--- BEGIN LISTED RECORDS ---
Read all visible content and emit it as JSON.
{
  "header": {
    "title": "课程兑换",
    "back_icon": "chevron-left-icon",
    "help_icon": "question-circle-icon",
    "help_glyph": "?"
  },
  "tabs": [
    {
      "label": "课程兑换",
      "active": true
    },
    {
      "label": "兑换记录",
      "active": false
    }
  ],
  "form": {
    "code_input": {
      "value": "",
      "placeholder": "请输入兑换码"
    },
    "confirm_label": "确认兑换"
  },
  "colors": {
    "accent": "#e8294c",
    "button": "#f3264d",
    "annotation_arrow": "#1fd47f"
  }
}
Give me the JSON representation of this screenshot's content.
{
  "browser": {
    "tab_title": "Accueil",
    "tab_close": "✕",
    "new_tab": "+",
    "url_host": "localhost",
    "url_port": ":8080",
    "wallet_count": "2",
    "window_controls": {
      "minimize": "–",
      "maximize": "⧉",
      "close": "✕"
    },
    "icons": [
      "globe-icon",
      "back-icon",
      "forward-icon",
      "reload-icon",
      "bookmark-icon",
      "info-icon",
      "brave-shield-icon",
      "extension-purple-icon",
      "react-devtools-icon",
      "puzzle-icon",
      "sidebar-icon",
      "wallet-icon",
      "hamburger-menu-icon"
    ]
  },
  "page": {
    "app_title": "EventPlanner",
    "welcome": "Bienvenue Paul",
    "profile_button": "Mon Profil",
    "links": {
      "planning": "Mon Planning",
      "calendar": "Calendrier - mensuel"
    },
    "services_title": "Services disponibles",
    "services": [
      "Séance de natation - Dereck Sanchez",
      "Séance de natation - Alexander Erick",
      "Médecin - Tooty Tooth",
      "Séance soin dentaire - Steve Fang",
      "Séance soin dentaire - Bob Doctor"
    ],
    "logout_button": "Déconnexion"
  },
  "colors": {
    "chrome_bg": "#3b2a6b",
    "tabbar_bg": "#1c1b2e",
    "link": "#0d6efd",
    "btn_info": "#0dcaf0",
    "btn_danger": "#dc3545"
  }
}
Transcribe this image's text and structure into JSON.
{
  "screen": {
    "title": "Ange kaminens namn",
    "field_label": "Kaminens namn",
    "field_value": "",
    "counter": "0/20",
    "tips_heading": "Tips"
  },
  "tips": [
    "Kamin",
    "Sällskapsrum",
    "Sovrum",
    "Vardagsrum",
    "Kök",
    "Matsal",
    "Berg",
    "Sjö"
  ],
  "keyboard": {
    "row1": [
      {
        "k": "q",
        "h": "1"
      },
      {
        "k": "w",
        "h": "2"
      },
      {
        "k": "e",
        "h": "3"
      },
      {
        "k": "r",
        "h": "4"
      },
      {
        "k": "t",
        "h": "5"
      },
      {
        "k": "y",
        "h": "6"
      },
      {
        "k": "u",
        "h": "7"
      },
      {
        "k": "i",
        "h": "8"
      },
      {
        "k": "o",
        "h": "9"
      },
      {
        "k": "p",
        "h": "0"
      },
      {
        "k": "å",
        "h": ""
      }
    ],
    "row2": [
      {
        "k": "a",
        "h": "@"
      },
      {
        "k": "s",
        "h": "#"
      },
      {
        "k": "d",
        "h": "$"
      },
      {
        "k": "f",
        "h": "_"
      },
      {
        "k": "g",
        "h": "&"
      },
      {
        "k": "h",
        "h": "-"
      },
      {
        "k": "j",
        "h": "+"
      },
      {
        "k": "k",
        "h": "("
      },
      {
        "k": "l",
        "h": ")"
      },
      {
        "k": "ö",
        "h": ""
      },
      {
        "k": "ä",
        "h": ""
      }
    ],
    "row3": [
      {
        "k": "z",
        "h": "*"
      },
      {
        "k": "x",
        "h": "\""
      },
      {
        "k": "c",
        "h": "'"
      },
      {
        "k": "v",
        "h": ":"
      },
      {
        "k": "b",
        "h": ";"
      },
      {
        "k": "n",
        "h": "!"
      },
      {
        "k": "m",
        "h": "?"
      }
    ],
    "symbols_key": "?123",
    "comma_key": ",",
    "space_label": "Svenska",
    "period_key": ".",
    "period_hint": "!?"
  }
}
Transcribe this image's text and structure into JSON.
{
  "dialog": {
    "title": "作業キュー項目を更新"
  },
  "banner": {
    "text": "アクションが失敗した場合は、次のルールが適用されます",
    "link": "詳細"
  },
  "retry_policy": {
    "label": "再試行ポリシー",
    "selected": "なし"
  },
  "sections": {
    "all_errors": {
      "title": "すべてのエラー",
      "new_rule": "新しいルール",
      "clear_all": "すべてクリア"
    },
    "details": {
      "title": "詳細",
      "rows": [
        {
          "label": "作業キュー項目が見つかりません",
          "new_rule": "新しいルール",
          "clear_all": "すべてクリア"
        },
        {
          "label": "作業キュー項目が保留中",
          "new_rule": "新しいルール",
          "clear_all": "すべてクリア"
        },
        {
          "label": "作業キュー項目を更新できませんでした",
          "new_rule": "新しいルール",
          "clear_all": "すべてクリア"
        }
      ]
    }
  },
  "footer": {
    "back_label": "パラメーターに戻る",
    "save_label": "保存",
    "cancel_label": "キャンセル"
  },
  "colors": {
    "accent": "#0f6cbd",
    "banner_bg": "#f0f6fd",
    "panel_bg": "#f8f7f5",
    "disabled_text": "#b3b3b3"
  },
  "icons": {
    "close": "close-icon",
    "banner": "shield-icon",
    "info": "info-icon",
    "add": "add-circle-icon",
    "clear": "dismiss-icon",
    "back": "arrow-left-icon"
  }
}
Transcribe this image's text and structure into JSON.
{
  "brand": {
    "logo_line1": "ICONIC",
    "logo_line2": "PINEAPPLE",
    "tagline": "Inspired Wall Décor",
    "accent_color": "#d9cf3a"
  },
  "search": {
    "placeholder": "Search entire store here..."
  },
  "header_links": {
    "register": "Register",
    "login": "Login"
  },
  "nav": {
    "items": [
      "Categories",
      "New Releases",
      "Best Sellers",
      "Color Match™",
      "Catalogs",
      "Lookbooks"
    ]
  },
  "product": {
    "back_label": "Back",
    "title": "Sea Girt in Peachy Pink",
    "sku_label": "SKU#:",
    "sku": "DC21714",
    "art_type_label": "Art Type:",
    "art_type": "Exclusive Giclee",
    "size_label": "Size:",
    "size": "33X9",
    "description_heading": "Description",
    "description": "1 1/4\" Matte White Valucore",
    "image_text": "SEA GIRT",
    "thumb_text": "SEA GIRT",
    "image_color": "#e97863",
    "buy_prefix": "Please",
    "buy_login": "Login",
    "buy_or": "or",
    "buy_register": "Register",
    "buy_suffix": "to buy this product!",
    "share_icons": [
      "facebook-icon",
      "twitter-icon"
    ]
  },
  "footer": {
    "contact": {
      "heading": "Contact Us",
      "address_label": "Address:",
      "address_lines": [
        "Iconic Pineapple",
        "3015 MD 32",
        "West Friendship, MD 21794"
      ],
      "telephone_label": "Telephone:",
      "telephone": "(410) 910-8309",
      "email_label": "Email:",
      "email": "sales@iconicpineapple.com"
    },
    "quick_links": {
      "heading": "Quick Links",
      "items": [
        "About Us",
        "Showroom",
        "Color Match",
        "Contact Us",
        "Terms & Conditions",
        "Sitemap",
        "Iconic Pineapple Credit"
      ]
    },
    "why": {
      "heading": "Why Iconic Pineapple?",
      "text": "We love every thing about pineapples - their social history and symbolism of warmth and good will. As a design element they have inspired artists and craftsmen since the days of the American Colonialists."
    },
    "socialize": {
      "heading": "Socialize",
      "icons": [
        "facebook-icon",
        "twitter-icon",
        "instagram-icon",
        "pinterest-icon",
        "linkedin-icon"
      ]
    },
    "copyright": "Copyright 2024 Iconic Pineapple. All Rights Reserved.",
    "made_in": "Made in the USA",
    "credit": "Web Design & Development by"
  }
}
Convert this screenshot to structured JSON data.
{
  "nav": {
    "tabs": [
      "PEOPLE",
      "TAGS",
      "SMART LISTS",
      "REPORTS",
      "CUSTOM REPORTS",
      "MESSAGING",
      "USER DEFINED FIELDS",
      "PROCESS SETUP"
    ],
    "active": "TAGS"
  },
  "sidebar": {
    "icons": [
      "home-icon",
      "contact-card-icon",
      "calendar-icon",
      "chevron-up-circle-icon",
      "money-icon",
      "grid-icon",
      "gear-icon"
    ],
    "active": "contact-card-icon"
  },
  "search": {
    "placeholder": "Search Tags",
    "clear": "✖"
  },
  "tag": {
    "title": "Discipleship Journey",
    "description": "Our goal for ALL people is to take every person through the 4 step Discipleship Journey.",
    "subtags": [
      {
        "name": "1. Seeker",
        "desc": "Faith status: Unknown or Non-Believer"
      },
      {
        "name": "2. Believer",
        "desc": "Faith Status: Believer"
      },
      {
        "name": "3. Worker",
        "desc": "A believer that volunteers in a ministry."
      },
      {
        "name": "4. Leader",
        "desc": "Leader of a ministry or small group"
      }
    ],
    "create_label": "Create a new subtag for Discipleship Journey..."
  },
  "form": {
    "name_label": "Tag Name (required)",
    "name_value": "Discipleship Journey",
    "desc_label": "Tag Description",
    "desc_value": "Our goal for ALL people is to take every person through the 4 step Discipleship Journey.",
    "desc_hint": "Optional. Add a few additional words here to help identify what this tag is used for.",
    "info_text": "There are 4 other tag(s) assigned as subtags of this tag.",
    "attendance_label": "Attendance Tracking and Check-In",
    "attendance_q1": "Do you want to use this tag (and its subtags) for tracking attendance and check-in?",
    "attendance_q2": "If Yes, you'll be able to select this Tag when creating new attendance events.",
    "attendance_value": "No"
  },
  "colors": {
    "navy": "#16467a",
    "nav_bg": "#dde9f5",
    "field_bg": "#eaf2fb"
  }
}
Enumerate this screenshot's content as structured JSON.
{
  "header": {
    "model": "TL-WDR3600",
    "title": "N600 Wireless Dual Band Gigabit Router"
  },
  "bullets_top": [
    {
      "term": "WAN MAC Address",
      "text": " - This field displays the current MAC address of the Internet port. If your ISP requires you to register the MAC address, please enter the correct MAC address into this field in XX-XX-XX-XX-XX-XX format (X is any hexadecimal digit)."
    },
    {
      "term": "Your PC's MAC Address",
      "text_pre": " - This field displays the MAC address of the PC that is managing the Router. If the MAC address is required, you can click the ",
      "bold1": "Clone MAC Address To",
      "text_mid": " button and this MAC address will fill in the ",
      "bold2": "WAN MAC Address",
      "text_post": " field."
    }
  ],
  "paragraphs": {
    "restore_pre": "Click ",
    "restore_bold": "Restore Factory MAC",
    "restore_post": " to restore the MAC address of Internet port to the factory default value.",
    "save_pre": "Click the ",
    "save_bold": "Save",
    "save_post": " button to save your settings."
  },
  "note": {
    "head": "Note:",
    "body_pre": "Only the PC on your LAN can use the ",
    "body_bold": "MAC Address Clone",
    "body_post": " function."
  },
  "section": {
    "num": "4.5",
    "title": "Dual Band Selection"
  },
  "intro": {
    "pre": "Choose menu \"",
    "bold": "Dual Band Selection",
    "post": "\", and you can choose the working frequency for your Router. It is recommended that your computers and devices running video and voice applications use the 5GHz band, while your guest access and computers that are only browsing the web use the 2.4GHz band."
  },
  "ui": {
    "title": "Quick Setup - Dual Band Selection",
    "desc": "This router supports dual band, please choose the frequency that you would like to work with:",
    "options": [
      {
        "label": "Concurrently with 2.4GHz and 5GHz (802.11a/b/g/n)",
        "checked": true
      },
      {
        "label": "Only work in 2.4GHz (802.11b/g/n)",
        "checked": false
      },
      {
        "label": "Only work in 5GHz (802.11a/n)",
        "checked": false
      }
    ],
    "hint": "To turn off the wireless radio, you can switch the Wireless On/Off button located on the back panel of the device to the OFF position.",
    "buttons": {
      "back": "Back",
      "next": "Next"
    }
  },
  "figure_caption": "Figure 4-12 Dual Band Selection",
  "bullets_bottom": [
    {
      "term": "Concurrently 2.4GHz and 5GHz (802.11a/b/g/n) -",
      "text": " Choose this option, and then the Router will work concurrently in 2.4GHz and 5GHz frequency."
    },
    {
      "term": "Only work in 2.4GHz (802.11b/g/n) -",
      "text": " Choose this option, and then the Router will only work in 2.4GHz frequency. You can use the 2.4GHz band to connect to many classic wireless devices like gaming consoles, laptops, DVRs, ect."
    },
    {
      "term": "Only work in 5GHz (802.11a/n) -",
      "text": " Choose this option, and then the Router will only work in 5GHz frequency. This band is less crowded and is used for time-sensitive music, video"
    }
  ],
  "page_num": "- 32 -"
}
--- END LISTED RECORDS ---
- [WHAT IS BEING ASKED]: Look through the entries above and report each line where the string "person" occurs.

- [TASK RESULT]:
    "description": "Our goal for ALL people is to take every person through the 4 step Discipleship Journey.",
    "desc_value": "Our goal for ALL people is to take every person through the 4 step Discipleship Journey.",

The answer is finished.